Short exercise => Reproduce all of the listing below without alteration.

+ + + + +

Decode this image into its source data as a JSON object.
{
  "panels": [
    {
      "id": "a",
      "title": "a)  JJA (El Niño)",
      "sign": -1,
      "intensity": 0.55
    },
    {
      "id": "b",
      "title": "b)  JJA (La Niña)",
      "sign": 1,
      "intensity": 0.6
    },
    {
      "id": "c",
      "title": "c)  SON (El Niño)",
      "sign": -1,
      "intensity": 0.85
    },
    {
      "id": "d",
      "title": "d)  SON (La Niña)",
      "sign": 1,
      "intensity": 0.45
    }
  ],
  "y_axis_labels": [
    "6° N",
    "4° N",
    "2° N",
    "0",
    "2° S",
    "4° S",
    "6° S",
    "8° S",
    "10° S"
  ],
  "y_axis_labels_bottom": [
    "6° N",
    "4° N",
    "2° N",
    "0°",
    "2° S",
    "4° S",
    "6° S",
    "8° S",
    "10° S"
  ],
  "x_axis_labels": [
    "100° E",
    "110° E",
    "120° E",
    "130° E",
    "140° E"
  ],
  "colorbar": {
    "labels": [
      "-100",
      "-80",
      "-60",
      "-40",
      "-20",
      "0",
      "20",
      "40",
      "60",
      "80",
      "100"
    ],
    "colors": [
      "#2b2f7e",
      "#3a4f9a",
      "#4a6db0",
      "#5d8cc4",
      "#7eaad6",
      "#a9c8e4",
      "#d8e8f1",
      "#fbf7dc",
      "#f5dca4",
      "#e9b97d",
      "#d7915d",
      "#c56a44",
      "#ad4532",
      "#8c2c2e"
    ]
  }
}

+ + + + +

The result =>
Decode this image into its source data as a JSON object.
{
  "panels": [
    {
      "id": "a",
      "title": "a)  JJA (El Niño)",
      "sign": -1,
      "intensity": 0.55
    },
    {
      "id": "b",
      "title": "b)  JJA (La Niña)",
      "sign": 1,
      "intensity": 0.6
    },
    {
      "id": "c",
      "title": "c)  SON (El Niño)",
      "sign": -1,
      "intensity": 0.85
    },
    {
      "id": "d",
      "title": "d)  SON (La Niña)",
      "sign": 1,
      "intensity": 0.45
    }
  ],
  "y_axis_labels": [
    "6° N",
    "4° N",
    "2° N",
    "0",
    "2° S",
    "4° S",
    "6° S",
    "8° S",
    "10° S"
  ],
  "y_axis_labels_bottom": [
    "6° N",
    "4° N",
    "2° N",
    "0°",
    "2° S",
    "4° S",
    "6° S",
    "8° S",
    "10° S"
  ],
  "x_axis_labels": [
    "100° E",
    "110° E",
    "120° E",
    "130° E",
    "140° E"
  ],
  "colorbar": {
    "labels": [
      "-100",
      "-80",
      "-60",
      "-40",
      "-20",
      "0",
      "20",
      "40",
      "60",
      "80",
      "100"
    ],
    "colors": [
      "#2b2f7e",
      "#3a4f9a",
      "#4a6db0",
      "#5d8cc4",
      "#7eaad6",
      "#a9c8e4",
      "#d8e8f1",
      "#fbf7dc",
      "#f5dca4",
      "#e9b97d",
      "#d7915d",
      "#c56a44",
      "#ad4532",
      "#8c2c2e"
    ]
  }
}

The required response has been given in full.